Stated task
Word for word, print each line of the listing below; pictures stay out.

>> START Task data

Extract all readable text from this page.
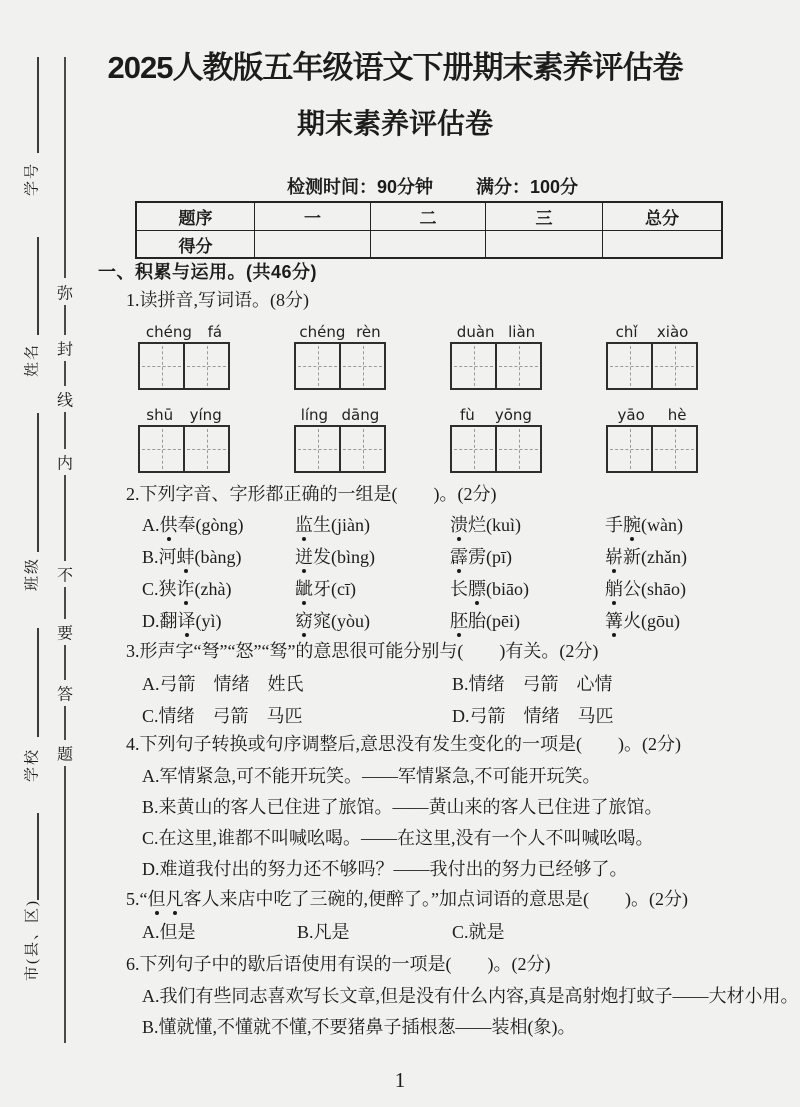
学号
姓名
班级
学校
市(县、区)
弥
封
线
内
不
要
答
题
2025人教版五年级语文下册期末素养评估卷
期末素养评估卷
检测时间：90分钟 满分：100分
题序	一	二	三	总分
得分
一、积累与运用。(共46分)
1.读拼音,写词语。(8分)
chéng fá	chéng rèn	duàn liàn	chǐ xiào
shū yíng	líng dāng	fù yōng	yāo hè
2.下列字音、字形都正确的一组是(　　)。(2分)
A.供奉(gòng)	监生(jiàn)	溃烂(kuì)	手腕(wàn)
B.河蚌(bàng)	迸发(bìng)	霹雳(pī)	崭新(zhǎn)
C.狭诈(zhà)	龇牙(cī)	长膘(biāo)	艄公(shāo)
D.翻译(yì)	窈窕(yòu)	胚胎(pēi)	篝火(gōu)
3.形声字“弩”“怒”“驽”的意思很可能分别与(　　)有关。(2分)
A.弓箭　情绪　姓氏	B.情绪　弓箭　心情
C.情绪　弓箭　马匹	D.弓箭　情绪　马匹
4.下列句子转换或句序调整后,意思没有发生变化的一项是(　　)。(2分)
A.军情紧急,可不能开玩笑。——军情紧急,不可能开玩笑。
B.来黄山的客人已住进了旅馆。——黄山来的客人已住进了旅馆。
C.在这里,谁都不叫喊吆喝。——在这里,没有一个人不叫喊吆喝。
D.难道我付出的努力还不够吗？——我付出的努力已经够了。
5.“但凡客人来店中吃了三碗的,便醉了。”加点词语的意思是(　　)。(2分)
A.但是	B.凡是	C.就是
6.下列句子中的歇后语使用有误的一项是(　　)。(2分)
A.我们有些同志喜欢写长文章,但是没有什么内容,真是高射炮打蚊子——大材小用。
B.懂就懂,不懂就不懂,不要猪鼻子插根葱——装相(象)。
1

>> END Task data

Solution for this problem
Extract all readable text from this page.
学号
姓名
班级
学校
市(县、区)
弥
封
线
内
不
要
答
题
2025人教版五年级语文下册期末素养评估卷
期末素养评估卷
检测时间：90分钟 满分：100分
题序	一	二	三	总分
得分
一、积累与运用。(共46分)
1.读拼音,写词语。(8分)
chéng fá	chéng rèn	duàn liàn	chǐ xiào
shū yíng	líng dāng	fù yōng	yāo hè
2.下列字音、字形都正确的一组是(　　)。(2分)
A.供奉(gòng)	监生(jiàn)	溃烂(kuì)	手腕(wàn)
B.河蚌(bàng)	迸发(bìng)	霹雳(pī)	崭新(zhǎn)
C.狭诈(zhà)	龇牙(cī)	长膘(biāo)	艄公(shāo)
D.翻译(yì)	窈窕(yòu)	胚胎(pēi)	篝火(gōu)
3.形声字“弩”“怒”“驽”的意思很可能分别与(　　)有关。(2分)
A.弓箭　情绪　姓氏	B.情绪　弓箭　心情
C.情绪　弓箭　马匹	D.弓箭　情绪　马匹
4.下列句子转换或句序调整后,意思没有发生变化的一项是(　　)。(2分)
A.军情紧急,可不能开玩笑。——军情紧急,不可能开玩笑。
B.来黄山的客人已住进了旅馆。——黄山来的客人已住进了旅馆。
C.在这里,谁都不叫喊吆喝。——在这里,没有一个人不叫喊吆喝。
D.难道我付出的努力还不够吗？——我付出的努力已经够了。
5.“但凡客人来店中吃了三碗的,便醉了。”加点词语的意思是(　　)。(2分)
A.但是	B.凡是	C.就是
6.下列句子中的歇后语使用有误的一项是(　　)。(2分)
A.我们有些同志喜欢写长文章,但是没有什么内容,真是高射炮打蚊子——大材小用。
B.懂就懂,不懂就不懂,不要猪鼻子插根葱——装相(象)。
1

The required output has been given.